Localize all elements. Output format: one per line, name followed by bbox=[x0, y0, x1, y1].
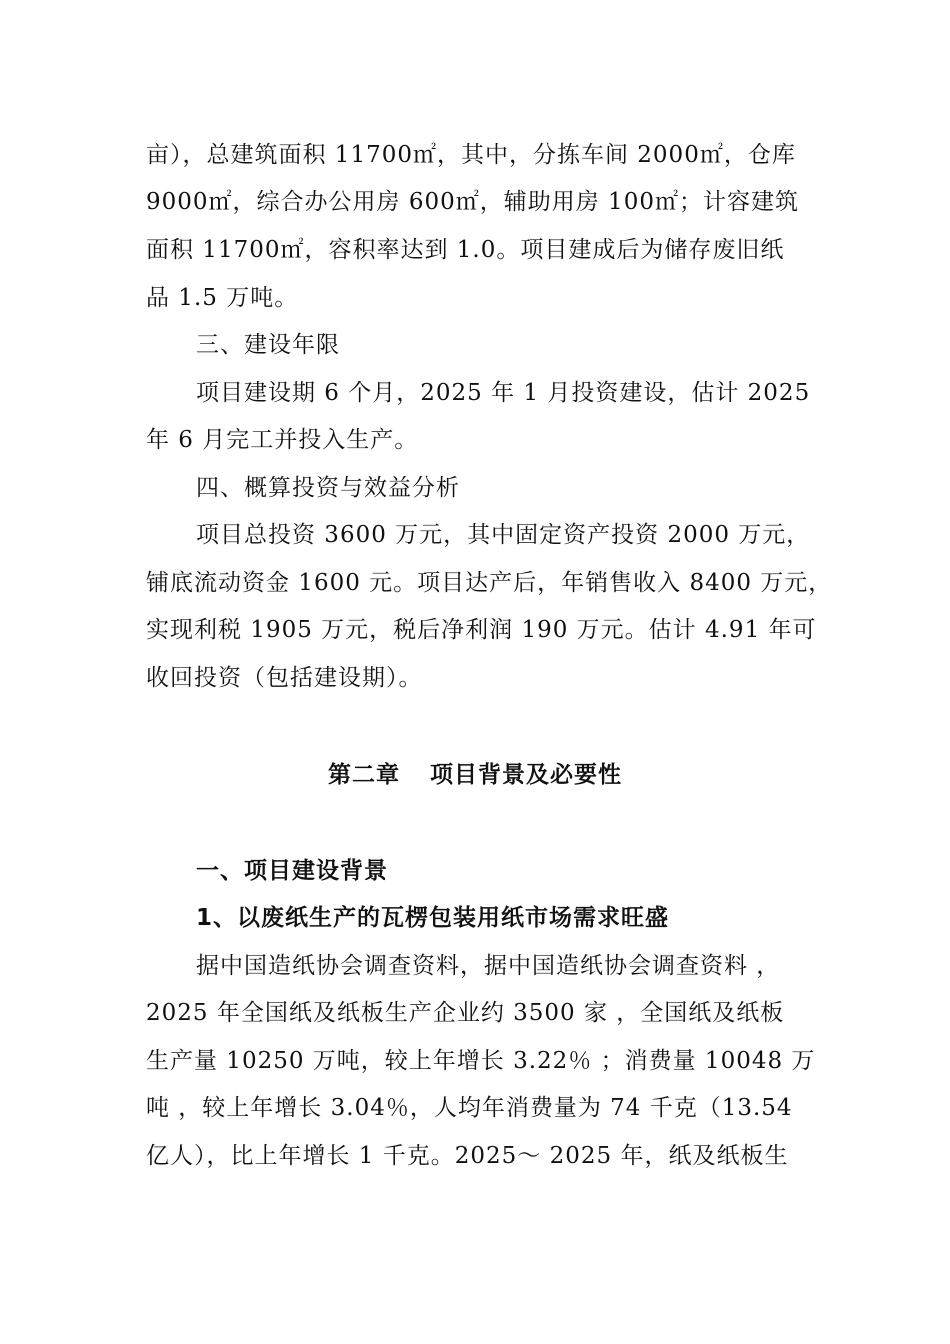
paragraph-line: 生产量 10250 万吨，较上年增长 3.22％ ；消费量 10048 万 bbox=[146, 1048, 816, 1074]
chapter-number: 第二章 bbox=[328, 762, 400, 788]
paragraph-line: 面积 11700㎡，容积率达到 1.0。项目建成后为储存废旧纸 bbox=[146, 237, 785, 263]
section-heading-investment: 四、概算投资与效益分析 bbox=[196, 475, 460, 501]
paragraph-line: 项目总投资 3600 万元，其中固定资产投资 2000 万元， bbox=[196, 522, 811, 548]
paragraph-line: 2025 年全国纸及纸板生产企业约 3500 家 ，全国纸及纸板 bbox=[146, 1000, 785, 1026]
paragraph-line: 据中国造纸协会调查资料，据中国造纸协会调查资料 ， bbox=[196, 953, 781, 979]
paragraph-line: 实现利税 1905 万元，税后净利润 190 万元。估计 4.91 年可 bbox=[146, 617, 817, 643]
paragraph-line: 吨 ，较上年增长 3.04％，人均年消费量为 74 千克（13.54 bbox=[146, 1095, 793, 1121]
section-heading-construction-period: 三、建设年限 bbox=[196, 332, 340, 358]
chapter-name: 项目背景及必要性 bbox=[430, 762, 622, 788]
paragraph-line: 品 1.5 万吨。 bbox=[146, 285, 299, 311]
paragraph-line: 项目建设期 6 个月，2025 年 1 月投资建设，估计 2025 bbox=[196, 380, 811, 406]
paragraph-line: 收回投资（包括建设期）。 bbox=[146, 665, 423, 691]
paragraph-line: 9000㎡，综合办公用房 600㎡，辅助用房 100㎡；计容建筑 bbox=[146, 189, 799, 215]
paragraph-line: 亩），总建筑面积 11700㎡，其中，分拣车间 2000㎡，仓库 bbox=[146, 142, 796, 168]
section-heading: 一、项目建设背景 bbox=[196, 858, 388, 884]
paragraph-line: 年 6 月完工并投入生产。 bbox=[146, 427, 419, 453]
subsection-heading: 1、以废纸生产的瓦楞包装用纸市场需求旺盛 bbox=[196, 905, 670, 931]
paragraph-line: 亿人），比上年增长 1 千克。2025～ 2025 年，纸及纸板生 bbox=[146, 1143, 789, 1169]
paragraph-line: 铺底流动资金 1600 元。项目达产后，年销售收入 8400 万元， bbox=[146, 570, 833, 596]
chapter-title bbox=[0, 760, 950, 790]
********************
--- DIRECTIVE ---
Turn every line in the items above into a JSON list of strings, one string per line, with blank lines skipped and any pictures left out of the answer.

--- REPLY ---
[
  "Localize all elements. Output format: one per line, name followed by bbox=[x0, y0, x1, y1].",
  "paragraph-line: 生产量 10250 万吨，较上年增长 3.22％ ；消费量 10048 万 bbox=[146, 1048, 816, 1074]",
  "chapter-number: 第二章 bbox=[328, 762, 400, 788]",
  "paragraph-line: 面积 11700㎡，容积率达到 1.0。项目建成后为储存废旧纸 bbox=[146, 237, 785, 263]",
  "section-heading-investment: 四、概算投资与效益分析 bbox=[196, 475, 460, 501]",
  "paragraph-line: 项目总投资 3600 万元，其中固定资产投资 2000 万元， bbox=[196, 522, 811, 548]",
  "paragraph-line: 2025 年全国纸及纸板生产企业约 3500 家 ，全国纸及纸板 bbox=[146, 1000, 785, 1026]",
  "paragraph-line: 据中国造纸协会调查资料，据中国造纸协会调查资料 ， bbox=[196, 953, 781, 979]",
  "paragraph-line: 实现利税 1905 万元，税后净利润 190 万元。估计 4.91 年可 bbox=[146, 617, 817, 643]",
  "paragraph-line: 吨 ，较上年增长 3.04％，人均年消费量为 74 千克（13.54 bbox=[146, 1095, 793, 1121]",
  "section-heading-construction-period: 三、建设年限 bbox=[196, 332, 340, 358]",
  "chapter-name: 项目背景及必要性 bbox=[430, 762, 622, 788]",
  "paragraph-line: 品 1.5 万吨。 bbox=[146, 285, 299, 311]",
  "paragraph-line: 项目建设期 6 个月，2025 年 1 月投资建设，估计 2025 bbox=[196, 380, 811, 406]",
  "paragraph-line: 收回投资（包括建设期）。 bbox=[146, 665, 423, 691]",
  "paragraph-line: 9000㎡，综合办公用房 600㎡，辅助用房 100㎡；计容建筑 bbox=[146, 189, 799, 215]",
  "paragraph-line: 亩），总建筑面积 11700㎡，其中，分拣车间 2000㎡，仓库 bbox=[146, 142, 796, 168]",
  "section-heading: 一、项目建设背景 bbox=[196, 858, 388, 884]",
  "paragraph-line: 年 6 月完工并投入生产。 bbox=[146, 427, 419, 453]",
  "subsection-heading: 1、以废纸生产的瓦楞包装用纸市场需求旺盛 bbox=[196, 905, 670, 931]",
  "paragraph-line: 亿人），比上年增长 1 千克。2025～ 2025 年，纸及纸板生 bbox=[146, 1143, 789, 1169]",
  "paragraph-line: 铺底流动资金 1600 元。项目达产后，年销售收入 8400 万元， bbox=[146, 570, 833, 596]",
  "chapter-title bbox=[0, 760, 950, 790]"
]